Determine the number of lines in these entries that hold the word "uliczny". Give the number and nothing more.
— Begin Supplied records —
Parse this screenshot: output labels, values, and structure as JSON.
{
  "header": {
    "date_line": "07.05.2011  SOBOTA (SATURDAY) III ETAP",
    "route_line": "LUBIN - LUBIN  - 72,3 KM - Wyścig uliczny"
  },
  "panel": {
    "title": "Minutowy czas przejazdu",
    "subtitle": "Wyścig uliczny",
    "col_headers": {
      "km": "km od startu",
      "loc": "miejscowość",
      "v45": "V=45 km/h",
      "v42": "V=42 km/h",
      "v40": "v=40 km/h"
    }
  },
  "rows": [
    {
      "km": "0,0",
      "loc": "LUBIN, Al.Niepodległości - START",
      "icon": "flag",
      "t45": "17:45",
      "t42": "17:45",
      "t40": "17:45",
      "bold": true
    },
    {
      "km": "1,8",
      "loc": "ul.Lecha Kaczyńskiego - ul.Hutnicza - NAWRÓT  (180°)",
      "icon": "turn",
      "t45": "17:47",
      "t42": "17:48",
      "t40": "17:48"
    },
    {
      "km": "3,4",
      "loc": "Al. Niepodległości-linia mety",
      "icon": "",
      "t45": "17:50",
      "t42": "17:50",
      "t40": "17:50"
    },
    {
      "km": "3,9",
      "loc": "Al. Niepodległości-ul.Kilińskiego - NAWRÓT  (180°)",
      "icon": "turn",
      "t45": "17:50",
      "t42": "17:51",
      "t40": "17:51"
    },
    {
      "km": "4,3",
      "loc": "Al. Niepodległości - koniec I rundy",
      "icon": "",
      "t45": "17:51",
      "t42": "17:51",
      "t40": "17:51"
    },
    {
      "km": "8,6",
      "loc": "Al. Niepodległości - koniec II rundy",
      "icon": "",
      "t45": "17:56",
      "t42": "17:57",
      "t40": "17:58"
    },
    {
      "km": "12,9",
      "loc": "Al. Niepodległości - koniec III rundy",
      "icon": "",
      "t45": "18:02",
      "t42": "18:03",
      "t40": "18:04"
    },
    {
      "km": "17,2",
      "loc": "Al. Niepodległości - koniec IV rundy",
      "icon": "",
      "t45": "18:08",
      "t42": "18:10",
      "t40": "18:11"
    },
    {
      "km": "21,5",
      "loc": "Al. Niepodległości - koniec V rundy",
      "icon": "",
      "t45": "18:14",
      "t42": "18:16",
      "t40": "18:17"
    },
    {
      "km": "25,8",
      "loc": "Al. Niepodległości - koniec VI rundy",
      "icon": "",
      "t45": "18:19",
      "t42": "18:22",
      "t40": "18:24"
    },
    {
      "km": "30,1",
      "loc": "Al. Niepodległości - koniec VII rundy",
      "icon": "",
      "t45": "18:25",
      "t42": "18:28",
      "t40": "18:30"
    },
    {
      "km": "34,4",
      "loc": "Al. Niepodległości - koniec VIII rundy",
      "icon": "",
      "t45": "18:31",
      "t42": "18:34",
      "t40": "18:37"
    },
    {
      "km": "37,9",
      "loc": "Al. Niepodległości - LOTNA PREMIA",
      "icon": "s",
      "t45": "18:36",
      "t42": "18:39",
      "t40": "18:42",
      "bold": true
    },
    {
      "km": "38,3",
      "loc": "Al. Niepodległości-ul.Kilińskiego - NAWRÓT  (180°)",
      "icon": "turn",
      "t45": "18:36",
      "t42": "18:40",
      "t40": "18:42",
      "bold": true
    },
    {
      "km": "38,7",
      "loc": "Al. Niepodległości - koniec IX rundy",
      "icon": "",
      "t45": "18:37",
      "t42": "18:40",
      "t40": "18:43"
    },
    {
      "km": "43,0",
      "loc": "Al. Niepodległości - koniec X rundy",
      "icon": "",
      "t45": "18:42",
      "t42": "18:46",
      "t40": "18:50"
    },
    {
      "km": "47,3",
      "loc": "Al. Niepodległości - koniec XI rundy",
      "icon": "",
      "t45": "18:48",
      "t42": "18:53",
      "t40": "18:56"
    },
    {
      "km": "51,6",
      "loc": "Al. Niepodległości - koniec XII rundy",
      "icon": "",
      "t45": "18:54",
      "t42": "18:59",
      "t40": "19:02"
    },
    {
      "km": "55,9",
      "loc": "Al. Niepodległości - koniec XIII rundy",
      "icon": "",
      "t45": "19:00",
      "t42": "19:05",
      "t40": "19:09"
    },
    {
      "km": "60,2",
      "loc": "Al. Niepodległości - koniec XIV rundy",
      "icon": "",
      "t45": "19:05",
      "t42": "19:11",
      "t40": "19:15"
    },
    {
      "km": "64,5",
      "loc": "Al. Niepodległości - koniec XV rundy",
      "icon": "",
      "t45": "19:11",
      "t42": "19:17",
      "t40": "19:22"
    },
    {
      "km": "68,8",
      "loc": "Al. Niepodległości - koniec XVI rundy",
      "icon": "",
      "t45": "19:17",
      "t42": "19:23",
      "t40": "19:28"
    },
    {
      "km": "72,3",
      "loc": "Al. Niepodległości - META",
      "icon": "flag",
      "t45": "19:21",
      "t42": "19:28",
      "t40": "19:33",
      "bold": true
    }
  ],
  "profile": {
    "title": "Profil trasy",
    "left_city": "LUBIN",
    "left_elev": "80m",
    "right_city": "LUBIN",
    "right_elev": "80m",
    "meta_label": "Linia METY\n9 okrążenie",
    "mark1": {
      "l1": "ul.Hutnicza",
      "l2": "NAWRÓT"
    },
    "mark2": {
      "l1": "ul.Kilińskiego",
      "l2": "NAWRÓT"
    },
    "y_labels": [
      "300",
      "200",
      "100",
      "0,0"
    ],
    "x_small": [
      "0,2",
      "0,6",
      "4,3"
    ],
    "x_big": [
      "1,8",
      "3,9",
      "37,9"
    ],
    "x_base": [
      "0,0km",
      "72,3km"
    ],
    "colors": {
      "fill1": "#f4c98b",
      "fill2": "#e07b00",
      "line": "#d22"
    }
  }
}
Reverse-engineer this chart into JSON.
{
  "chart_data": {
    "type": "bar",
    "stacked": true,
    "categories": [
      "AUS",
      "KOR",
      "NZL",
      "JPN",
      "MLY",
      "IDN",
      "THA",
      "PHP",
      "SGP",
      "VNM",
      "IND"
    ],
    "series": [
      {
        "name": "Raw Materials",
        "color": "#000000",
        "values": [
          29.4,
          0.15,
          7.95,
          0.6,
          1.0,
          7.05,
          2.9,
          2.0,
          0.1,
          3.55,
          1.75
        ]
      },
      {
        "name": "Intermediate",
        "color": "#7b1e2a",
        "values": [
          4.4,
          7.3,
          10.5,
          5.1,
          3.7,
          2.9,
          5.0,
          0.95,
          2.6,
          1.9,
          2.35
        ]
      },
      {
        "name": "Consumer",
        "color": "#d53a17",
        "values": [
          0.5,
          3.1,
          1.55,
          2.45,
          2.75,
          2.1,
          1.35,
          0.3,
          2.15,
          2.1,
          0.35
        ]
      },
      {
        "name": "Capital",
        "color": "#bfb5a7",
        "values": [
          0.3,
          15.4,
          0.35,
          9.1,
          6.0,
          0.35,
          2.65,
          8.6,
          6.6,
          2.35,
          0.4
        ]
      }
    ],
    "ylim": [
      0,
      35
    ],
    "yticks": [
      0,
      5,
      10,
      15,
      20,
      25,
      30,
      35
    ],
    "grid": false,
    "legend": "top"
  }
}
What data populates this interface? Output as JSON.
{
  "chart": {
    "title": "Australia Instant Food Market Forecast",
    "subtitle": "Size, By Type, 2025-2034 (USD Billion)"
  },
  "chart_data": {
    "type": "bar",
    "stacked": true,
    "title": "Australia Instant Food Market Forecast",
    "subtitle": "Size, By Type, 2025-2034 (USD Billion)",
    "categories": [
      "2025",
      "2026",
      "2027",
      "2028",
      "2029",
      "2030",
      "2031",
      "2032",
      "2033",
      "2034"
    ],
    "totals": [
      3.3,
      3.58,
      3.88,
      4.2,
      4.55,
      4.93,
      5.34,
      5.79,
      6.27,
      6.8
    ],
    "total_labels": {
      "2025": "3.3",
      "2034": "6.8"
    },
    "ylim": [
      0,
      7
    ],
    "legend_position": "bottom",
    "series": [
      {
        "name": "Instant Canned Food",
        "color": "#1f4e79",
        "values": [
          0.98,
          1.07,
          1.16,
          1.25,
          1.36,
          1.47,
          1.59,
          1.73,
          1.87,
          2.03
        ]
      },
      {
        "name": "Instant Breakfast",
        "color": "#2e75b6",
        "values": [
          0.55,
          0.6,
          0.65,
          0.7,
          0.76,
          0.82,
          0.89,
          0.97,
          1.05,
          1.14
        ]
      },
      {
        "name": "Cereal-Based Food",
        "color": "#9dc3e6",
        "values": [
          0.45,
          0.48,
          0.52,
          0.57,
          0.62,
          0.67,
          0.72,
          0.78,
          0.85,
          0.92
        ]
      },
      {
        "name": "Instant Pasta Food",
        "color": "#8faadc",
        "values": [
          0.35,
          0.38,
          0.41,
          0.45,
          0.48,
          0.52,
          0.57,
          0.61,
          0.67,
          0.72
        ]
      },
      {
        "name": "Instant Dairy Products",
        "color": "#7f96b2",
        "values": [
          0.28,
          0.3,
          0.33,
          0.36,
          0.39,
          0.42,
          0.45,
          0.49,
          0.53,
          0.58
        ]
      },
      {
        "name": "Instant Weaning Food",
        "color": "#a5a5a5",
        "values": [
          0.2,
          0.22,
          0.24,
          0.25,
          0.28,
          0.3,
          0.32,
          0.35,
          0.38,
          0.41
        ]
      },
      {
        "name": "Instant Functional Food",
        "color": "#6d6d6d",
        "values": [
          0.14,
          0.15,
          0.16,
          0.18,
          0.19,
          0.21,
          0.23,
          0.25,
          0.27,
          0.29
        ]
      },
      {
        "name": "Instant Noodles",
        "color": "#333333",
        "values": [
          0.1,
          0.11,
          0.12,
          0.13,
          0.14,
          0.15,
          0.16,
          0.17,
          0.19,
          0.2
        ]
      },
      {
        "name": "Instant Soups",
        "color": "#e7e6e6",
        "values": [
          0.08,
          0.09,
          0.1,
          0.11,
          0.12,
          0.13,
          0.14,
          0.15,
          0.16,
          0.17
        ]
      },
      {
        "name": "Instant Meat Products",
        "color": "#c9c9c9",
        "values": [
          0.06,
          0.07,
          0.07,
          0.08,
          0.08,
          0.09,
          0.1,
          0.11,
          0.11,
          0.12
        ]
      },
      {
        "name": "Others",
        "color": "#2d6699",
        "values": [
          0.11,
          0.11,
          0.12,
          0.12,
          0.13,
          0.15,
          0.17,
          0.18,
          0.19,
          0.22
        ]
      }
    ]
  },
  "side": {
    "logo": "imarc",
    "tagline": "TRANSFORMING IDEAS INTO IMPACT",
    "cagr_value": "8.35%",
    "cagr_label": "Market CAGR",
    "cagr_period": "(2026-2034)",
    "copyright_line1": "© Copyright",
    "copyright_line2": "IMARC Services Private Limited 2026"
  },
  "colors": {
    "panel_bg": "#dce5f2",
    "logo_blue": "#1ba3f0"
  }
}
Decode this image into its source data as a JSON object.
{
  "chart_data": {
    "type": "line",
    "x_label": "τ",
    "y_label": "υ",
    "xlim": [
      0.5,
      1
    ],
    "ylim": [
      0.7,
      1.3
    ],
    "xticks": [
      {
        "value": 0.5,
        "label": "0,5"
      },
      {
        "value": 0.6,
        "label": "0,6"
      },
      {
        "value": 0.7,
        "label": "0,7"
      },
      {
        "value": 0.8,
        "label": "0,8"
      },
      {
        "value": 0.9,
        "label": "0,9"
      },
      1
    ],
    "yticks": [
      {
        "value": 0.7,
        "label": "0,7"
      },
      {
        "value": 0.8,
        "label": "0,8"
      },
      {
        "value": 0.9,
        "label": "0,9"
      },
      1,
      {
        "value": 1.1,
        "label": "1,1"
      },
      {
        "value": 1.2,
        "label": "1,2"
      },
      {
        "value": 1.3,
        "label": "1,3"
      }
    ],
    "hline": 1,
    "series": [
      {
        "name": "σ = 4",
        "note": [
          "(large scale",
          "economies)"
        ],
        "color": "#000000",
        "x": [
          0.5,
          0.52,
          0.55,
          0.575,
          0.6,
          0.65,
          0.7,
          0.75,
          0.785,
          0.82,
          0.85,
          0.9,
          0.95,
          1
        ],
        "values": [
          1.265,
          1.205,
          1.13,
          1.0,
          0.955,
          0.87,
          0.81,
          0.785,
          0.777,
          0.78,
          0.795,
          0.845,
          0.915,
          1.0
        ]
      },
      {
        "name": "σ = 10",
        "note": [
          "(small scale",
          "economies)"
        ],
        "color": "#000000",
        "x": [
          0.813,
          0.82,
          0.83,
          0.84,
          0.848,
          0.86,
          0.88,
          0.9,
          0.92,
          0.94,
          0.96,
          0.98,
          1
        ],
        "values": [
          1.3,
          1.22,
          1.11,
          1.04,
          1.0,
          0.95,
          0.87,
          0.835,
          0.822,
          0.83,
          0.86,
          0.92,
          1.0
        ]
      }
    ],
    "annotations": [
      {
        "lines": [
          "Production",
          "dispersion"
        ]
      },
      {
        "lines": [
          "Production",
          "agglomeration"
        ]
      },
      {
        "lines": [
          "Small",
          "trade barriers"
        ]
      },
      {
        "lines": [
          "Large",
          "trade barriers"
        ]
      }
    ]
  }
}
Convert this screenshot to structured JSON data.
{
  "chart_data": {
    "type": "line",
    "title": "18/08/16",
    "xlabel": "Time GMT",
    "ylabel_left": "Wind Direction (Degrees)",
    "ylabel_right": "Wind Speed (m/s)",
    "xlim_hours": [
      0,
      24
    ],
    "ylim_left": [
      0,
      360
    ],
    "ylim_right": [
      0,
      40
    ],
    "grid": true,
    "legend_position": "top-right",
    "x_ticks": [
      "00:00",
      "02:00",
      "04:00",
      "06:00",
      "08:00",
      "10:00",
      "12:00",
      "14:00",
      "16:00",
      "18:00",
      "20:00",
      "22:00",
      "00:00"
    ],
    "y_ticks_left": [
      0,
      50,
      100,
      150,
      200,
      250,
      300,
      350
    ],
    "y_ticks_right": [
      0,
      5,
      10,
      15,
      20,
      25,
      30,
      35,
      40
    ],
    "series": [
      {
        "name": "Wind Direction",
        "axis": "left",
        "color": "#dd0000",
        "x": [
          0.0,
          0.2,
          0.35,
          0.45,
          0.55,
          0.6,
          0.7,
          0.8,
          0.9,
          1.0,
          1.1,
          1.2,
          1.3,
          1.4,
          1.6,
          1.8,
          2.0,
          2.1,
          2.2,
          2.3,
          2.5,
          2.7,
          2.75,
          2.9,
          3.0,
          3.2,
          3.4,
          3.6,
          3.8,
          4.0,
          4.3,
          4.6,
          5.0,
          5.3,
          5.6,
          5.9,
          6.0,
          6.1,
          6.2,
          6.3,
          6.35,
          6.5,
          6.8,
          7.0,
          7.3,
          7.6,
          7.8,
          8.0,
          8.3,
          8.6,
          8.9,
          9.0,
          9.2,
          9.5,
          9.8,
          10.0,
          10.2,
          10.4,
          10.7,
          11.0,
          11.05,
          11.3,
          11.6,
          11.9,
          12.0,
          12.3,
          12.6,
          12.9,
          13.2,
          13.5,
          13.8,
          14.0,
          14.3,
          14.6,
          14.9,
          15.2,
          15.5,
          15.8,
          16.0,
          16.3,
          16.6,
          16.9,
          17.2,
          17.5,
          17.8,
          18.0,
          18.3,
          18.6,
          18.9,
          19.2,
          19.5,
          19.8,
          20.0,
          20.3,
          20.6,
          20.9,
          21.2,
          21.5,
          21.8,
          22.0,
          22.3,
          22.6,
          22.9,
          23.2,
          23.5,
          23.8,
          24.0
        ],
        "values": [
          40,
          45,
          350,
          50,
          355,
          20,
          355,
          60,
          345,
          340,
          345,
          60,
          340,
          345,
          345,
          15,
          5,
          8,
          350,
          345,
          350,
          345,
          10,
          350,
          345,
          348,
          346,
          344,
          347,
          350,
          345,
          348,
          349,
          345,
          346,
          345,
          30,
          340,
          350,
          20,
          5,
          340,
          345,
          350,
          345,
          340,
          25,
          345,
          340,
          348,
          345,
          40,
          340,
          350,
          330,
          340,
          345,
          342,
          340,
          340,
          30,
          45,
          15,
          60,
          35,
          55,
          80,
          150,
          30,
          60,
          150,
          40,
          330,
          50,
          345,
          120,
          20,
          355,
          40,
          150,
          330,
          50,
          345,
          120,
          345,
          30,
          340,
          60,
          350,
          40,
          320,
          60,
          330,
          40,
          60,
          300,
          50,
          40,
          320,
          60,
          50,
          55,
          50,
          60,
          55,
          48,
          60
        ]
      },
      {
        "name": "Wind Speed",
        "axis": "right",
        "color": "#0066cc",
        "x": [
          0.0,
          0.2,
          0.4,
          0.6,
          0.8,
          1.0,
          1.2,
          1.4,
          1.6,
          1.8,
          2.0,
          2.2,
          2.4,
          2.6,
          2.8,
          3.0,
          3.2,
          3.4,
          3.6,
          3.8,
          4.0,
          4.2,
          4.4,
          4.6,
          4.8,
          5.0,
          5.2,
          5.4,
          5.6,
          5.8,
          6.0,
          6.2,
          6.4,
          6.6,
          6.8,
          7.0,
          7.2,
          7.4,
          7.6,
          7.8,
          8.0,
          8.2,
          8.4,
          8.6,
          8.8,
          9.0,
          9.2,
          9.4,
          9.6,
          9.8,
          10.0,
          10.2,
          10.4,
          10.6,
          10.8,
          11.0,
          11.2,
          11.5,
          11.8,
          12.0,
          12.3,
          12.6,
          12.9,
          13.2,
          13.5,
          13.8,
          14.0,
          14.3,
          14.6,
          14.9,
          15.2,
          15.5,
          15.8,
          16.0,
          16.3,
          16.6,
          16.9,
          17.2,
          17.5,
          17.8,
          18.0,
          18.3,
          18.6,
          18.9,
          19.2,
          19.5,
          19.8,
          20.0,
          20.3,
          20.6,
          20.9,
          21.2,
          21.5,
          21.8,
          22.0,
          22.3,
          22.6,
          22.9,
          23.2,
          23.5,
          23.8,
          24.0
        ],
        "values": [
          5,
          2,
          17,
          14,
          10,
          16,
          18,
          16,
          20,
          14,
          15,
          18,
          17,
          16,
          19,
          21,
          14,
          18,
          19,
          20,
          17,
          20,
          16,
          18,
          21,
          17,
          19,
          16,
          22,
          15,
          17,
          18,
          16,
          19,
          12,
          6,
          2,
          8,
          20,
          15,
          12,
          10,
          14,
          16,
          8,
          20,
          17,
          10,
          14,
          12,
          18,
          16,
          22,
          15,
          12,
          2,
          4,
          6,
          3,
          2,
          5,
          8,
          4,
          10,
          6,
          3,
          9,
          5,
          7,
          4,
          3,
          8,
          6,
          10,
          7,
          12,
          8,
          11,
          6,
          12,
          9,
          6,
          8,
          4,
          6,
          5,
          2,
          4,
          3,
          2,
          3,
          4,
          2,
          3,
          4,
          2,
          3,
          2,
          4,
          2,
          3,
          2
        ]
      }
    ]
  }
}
— End Supplied records —
#### Reply to the task
2